[Entries provided start]

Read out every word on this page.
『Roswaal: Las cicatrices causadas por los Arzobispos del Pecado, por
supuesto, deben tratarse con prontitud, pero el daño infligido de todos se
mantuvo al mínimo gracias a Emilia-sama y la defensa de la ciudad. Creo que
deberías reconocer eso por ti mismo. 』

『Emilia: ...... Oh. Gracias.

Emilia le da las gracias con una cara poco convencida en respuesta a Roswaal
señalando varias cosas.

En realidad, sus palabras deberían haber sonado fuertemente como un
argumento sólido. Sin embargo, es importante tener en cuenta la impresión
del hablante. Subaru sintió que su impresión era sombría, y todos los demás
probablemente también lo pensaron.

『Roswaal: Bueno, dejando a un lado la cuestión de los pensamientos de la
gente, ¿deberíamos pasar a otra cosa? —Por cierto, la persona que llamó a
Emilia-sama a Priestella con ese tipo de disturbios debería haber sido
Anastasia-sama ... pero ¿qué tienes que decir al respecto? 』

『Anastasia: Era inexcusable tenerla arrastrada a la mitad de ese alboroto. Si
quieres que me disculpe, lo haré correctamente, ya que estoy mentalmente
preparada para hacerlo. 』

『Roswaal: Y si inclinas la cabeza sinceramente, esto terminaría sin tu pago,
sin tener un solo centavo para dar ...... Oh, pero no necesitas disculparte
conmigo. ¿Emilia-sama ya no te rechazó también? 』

[Entries provided end]

Reproduce the data shown above exactly.

Read out every word on this page.
『Roswaal: Las cicatrices causadas por los Arzobispos del Pecado, por
supuesto, deben tratarse con prontitud, pero el daño infligido de todos se
mantuvo al mínimo gracias a Emilia-sama y la defensa de la ciudad. Creo que
deberías reconocer eso por ti mismo. 』

『Emilia: ...... Oh. Gracias.

Emilia le da las gracias con una cara poco convencida en respuesta a Roswaal
señalando varias cosas.

En realidad, sus palabras deberían haber sonado fuertemente como un
argumento sólido. Sin embargo, es importante tener en cuenta la impresión
del hablante. Subaru sintió que su impresión era sombría, y todos los demás
probablemente también lo pensaron.

『Roswaal: Bueno, dejando a un lado la cuestión de los pensamientos de la
gente, ¿deberíamos pasar a otra cosa? —Por cierto, la persona que llamó a
Emilia-sama a Priestella con ese tipo de disturbios debería haber sido
Anastasia-sama ... pero ¿qué tienes que decir al respecto? 』

『Anastasia: Era inexcusable tenerla arrastrada a la mitad de ese alboroto. Si
quieres que me disculpe, lo haré correctamente, ya que estoy mentalmente
preparada para hacerlo. 』

『Roswaal: Y si inclinas la cabeza sinceramente, esto terminaría sin tu pago,
sin tener un solo centavo para dar ...... Oh, pero no necesitas disculparte
conmigo. ¿Emilia-sama ya no te rechazó también? 』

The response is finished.